**SET TASK**
Where a line below holds the string "Wind", copy that line.

-.-.-

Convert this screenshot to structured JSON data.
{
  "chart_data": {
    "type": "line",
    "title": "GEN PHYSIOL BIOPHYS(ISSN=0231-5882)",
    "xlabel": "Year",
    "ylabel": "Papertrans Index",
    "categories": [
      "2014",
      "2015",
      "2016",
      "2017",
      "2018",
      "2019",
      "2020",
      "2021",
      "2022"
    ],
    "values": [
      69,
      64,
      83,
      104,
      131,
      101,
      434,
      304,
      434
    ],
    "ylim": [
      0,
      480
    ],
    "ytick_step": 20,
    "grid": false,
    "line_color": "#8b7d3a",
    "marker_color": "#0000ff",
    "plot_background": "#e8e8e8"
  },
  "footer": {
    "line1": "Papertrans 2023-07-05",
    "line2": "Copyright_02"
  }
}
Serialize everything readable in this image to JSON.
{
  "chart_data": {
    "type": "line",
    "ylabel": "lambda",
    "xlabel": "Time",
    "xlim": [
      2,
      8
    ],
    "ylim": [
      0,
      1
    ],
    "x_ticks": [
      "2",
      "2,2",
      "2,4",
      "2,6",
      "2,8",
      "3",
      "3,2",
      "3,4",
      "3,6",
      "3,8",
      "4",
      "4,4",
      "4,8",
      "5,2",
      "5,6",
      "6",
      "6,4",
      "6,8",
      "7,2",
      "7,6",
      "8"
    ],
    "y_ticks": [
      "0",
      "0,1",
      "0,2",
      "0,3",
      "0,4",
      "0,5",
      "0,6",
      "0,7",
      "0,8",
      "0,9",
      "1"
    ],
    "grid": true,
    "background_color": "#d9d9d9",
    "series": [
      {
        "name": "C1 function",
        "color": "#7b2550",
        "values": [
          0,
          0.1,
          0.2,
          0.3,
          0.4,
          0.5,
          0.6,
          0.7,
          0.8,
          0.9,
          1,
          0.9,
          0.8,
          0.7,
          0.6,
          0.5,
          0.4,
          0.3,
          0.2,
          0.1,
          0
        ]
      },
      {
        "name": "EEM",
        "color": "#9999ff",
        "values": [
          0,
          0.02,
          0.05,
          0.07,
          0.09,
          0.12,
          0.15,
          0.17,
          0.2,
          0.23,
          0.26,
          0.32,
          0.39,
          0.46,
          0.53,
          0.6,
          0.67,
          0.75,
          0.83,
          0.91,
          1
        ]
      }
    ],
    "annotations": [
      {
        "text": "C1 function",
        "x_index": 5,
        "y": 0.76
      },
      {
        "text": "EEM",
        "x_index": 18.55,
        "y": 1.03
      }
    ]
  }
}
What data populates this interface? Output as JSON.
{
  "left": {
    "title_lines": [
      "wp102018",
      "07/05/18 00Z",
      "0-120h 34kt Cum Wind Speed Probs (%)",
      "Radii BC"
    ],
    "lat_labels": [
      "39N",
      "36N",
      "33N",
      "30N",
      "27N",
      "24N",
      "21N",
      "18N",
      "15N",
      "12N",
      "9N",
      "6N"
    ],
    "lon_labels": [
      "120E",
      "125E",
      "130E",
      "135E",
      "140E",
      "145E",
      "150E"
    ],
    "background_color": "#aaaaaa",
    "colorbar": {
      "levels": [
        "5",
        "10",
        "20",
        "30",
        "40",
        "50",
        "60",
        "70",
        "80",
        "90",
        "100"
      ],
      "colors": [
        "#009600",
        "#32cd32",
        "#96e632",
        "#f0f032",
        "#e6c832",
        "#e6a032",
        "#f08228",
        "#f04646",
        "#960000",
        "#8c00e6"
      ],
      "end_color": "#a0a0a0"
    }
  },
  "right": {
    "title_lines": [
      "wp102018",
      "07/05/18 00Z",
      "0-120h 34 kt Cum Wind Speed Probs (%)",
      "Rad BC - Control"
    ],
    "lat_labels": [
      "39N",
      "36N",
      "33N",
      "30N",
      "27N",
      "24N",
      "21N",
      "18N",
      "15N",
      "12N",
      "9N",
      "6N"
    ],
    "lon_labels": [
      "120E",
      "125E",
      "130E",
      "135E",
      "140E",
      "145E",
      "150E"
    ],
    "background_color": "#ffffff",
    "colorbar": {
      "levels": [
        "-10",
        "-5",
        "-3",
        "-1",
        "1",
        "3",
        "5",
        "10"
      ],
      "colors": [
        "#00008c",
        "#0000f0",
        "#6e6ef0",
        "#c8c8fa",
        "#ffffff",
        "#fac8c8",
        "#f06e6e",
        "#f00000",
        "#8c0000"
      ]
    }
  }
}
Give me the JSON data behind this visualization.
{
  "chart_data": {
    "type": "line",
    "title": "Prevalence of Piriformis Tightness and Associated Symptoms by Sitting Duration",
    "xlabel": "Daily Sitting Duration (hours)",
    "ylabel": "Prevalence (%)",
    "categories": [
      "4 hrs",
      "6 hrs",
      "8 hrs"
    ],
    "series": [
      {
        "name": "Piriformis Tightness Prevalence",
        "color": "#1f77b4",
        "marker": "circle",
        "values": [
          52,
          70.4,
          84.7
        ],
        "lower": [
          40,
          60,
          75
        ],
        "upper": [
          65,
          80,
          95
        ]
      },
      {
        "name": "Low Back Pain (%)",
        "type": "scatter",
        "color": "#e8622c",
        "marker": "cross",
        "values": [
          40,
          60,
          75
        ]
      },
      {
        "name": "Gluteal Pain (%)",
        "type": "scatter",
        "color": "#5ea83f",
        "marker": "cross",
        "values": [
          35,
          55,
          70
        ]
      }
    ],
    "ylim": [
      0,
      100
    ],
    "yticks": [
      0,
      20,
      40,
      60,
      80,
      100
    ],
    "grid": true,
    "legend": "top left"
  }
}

-.-.-

**RESPONSE**
      "0-120h 34kt Cum Wind Speed Probs (%)",
      "0-120h 34 kt Cum Wind Speed Probs (%)",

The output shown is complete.